• **WORK TO DO**: Find the string "name" in the listing and report every line that has it.
--------------------
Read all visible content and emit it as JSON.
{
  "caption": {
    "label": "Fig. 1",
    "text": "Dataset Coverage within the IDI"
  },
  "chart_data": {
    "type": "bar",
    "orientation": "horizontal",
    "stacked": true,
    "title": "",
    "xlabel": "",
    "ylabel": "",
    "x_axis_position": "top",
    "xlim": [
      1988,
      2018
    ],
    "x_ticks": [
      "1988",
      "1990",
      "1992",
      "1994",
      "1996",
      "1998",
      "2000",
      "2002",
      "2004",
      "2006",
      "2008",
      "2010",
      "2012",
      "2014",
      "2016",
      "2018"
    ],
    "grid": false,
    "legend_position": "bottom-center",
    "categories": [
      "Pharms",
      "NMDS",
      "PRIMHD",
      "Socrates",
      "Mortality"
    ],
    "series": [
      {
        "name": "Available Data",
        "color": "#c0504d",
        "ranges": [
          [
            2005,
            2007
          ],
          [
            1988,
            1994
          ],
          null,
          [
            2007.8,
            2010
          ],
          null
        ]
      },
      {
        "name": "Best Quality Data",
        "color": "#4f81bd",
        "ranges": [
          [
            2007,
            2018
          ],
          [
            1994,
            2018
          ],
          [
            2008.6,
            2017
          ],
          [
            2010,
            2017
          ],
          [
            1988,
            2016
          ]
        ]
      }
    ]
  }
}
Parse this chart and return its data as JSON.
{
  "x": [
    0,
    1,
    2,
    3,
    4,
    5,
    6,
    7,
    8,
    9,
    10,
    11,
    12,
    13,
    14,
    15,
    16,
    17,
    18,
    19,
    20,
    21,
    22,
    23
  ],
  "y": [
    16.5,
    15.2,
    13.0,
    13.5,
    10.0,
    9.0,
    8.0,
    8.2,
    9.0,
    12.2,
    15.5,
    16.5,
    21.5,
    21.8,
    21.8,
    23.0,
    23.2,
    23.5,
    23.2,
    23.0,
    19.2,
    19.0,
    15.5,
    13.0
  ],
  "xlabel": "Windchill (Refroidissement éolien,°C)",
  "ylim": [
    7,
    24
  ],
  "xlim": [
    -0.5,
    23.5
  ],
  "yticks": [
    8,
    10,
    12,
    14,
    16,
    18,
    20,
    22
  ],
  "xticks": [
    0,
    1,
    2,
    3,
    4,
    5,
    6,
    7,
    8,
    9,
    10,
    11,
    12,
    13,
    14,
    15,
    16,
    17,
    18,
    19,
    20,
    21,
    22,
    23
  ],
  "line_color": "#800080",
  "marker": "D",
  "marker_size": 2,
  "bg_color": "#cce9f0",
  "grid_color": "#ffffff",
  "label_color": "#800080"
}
--------------------
• **REPLY TO THE EXERCISE**:
        "name": "Available Data",
        "name": "Best Quality Data",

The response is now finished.